## Given request
From the listing below, pull out every line where the string "Sigma" appears.

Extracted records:
=======

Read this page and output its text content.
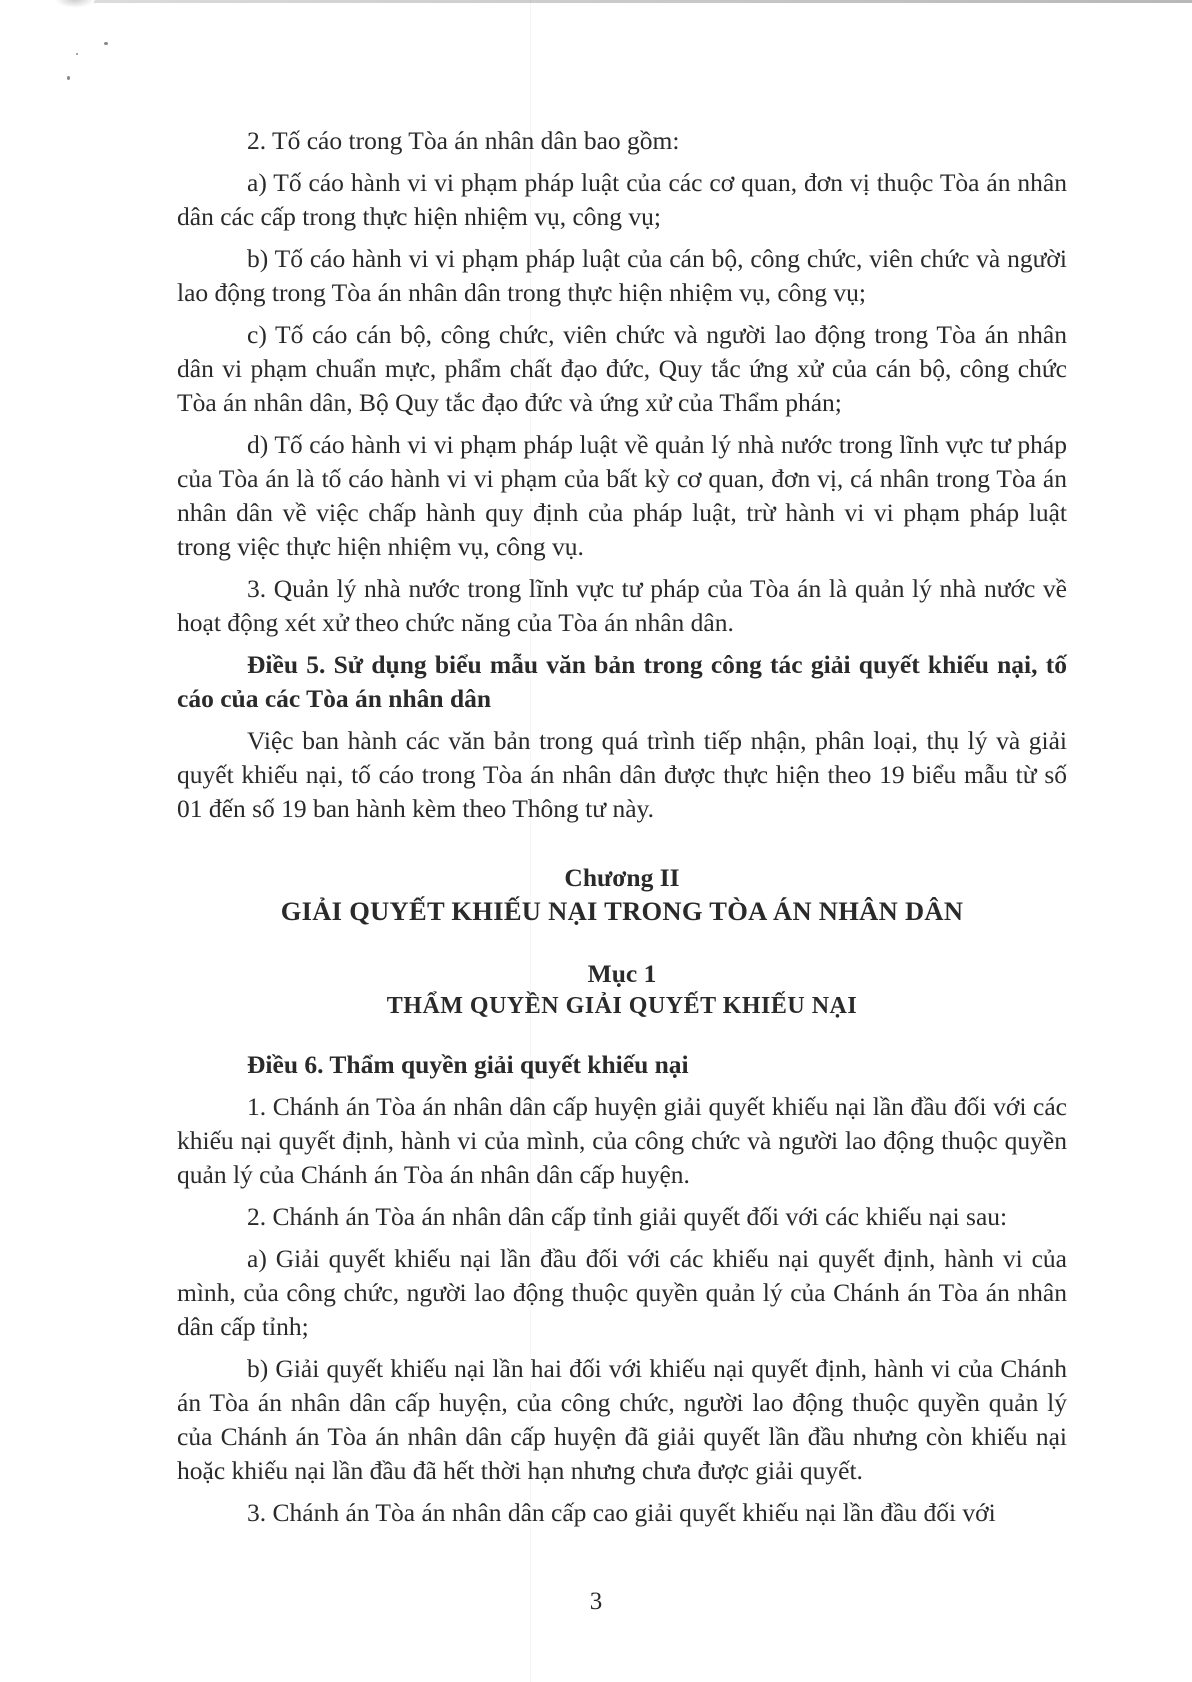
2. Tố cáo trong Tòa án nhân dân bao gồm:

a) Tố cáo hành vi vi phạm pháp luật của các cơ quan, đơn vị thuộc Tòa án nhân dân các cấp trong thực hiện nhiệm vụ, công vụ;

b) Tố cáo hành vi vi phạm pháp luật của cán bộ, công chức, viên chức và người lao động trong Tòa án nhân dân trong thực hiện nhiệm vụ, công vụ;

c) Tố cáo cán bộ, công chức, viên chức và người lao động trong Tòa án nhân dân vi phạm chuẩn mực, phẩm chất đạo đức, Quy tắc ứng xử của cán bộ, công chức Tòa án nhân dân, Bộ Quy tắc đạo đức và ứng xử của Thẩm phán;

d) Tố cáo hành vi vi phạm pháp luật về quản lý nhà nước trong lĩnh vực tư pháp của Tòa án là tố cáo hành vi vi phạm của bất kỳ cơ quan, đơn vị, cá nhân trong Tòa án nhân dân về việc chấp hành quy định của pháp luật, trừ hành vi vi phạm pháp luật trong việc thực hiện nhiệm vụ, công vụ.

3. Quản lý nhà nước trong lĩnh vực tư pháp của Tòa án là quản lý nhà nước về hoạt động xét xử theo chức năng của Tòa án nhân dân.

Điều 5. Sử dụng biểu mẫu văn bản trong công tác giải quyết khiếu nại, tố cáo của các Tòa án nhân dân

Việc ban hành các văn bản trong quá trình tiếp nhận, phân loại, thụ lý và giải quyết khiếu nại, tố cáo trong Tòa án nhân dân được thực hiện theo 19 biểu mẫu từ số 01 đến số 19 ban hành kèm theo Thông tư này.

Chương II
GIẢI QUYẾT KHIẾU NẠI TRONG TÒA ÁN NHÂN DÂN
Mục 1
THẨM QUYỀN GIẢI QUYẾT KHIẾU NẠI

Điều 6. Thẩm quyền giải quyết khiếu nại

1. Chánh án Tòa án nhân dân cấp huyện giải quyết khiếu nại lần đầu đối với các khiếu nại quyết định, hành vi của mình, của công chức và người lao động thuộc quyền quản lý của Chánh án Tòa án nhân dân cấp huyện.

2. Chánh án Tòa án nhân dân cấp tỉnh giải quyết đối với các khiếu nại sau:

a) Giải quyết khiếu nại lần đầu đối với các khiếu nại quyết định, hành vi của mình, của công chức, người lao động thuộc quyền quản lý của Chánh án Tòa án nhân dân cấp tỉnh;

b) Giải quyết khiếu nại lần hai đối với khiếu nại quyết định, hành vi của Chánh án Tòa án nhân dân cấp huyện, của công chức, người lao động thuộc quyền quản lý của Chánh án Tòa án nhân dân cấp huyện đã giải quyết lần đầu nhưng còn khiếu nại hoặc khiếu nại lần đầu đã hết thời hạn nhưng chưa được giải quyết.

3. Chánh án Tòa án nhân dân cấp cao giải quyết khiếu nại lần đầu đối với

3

=======

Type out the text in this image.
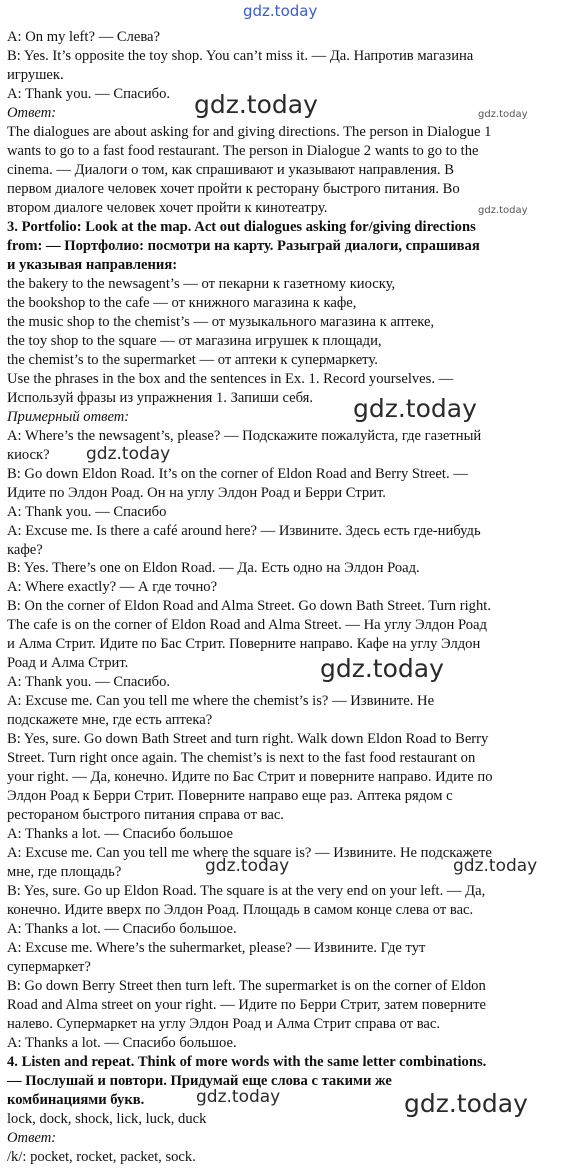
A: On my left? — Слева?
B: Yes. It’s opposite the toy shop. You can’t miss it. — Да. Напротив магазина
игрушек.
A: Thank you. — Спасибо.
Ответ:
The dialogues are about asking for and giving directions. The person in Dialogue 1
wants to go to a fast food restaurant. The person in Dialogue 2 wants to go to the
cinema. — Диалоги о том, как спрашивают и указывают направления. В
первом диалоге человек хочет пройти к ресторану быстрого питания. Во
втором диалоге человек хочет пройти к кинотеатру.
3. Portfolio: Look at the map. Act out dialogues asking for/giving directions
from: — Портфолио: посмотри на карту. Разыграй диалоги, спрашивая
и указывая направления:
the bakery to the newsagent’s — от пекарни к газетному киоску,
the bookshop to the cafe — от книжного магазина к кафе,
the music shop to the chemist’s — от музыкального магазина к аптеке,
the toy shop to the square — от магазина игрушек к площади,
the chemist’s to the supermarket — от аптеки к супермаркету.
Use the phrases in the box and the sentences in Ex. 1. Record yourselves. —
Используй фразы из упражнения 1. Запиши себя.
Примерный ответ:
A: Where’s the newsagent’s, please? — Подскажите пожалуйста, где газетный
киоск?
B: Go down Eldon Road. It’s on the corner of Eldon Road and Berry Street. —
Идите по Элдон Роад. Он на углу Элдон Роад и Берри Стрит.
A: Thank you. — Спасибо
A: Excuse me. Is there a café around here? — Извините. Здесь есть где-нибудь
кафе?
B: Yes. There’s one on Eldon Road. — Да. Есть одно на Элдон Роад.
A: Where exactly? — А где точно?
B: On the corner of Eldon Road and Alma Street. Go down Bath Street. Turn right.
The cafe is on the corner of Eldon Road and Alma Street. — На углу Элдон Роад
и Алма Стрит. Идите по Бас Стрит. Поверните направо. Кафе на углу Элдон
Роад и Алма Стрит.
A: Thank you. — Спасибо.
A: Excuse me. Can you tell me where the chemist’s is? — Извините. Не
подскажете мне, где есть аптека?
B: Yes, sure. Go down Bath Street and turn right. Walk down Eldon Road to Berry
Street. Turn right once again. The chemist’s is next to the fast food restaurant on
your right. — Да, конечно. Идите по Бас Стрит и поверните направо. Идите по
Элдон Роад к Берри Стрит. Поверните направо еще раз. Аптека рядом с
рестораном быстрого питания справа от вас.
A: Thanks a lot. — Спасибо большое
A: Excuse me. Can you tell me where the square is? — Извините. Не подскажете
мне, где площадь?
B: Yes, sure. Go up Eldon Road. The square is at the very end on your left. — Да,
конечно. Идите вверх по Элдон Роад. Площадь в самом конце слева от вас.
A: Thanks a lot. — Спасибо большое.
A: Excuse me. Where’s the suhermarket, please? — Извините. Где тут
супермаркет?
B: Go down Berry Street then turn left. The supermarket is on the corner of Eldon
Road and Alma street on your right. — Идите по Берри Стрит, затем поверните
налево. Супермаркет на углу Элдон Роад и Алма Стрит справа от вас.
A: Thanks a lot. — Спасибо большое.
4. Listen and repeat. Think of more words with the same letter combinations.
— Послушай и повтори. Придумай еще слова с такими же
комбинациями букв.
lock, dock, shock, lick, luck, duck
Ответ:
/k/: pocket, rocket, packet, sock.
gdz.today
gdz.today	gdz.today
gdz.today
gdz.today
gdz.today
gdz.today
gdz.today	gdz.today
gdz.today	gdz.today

=======

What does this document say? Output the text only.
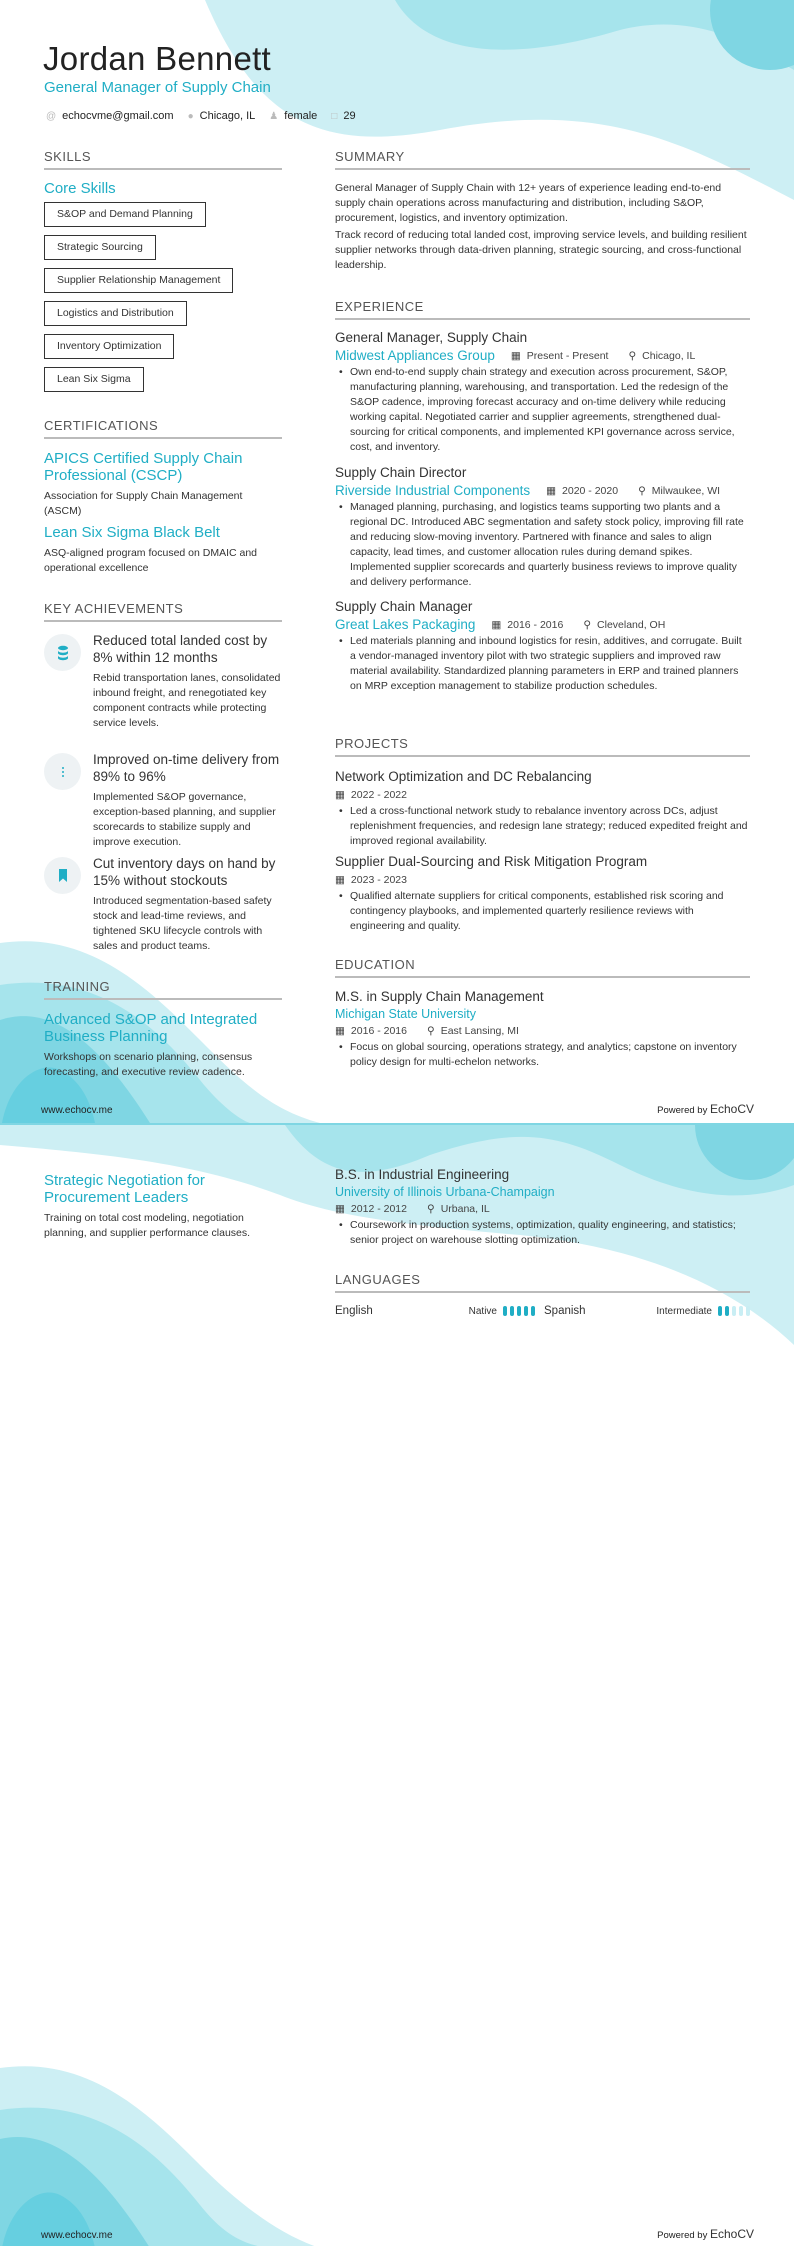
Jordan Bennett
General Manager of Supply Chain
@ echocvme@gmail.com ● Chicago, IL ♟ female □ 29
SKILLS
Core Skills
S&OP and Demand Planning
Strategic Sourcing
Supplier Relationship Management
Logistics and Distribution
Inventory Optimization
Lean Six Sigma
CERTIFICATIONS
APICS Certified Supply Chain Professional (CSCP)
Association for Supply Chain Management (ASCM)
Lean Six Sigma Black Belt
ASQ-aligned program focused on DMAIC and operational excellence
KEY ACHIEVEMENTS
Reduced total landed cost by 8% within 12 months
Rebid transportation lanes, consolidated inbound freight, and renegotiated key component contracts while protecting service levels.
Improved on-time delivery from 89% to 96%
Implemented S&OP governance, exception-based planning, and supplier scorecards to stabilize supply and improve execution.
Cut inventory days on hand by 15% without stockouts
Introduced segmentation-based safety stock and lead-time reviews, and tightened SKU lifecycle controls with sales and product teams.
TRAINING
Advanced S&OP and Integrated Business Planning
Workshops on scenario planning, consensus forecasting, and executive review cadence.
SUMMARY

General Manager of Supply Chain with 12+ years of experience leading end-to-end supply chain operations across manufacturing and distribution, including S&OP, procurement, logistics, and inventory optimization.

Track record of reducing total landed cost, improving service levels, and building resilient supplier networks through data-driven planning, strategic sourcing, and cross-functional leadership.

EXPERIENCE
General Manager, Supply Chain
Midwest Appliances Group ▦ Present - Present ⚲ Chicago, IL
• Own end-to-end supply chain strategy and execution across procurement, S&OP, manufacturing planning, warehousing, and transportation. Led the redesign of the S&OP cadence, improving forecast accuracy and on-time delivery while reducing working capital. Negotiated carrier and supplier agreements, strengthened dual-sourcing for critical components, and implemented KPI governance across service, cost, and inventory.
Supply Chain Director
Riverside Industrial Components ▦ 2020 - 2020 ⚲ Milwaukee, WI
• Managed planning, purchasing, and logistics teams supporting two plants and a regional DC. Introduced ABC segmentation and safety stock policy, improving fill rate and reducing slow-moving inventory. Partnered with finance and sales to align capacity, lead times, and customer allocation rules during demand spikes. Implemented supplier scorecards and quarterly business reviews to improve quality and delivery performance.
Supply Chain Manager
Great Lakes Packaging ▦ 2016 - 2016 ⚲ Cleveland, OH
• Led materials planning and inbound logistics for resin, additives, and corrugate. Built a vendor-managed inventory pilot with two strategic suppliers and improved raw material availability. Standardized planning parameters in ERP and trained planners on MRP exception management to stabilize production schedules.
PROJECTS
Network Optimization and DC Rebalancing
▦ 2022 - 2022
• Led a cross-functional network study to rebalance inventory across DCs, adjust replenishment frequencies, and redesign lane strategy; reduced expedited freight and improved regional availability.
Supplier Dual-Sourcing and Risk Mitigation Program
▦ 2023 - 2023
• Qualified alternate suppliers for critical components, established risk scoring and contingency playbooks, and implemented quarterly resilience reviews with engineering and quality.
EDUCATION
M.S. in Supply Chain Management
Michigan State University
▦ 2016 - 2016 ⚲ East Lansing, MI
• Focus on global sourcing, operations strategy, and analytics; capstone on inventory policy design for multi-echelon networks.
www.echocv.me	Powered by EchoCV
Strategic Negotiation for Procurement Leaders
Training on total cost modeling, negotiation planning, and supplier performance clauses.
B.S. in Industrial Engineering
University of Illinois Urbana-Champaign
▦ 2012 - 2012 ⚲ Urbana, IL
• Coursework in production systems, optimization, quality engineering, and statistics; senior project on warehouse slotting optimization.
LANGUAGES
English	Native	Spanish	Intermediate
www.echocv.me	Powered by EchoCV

=======

## Written response
Lean Six Sigma
Lean Six Sigma Black Belt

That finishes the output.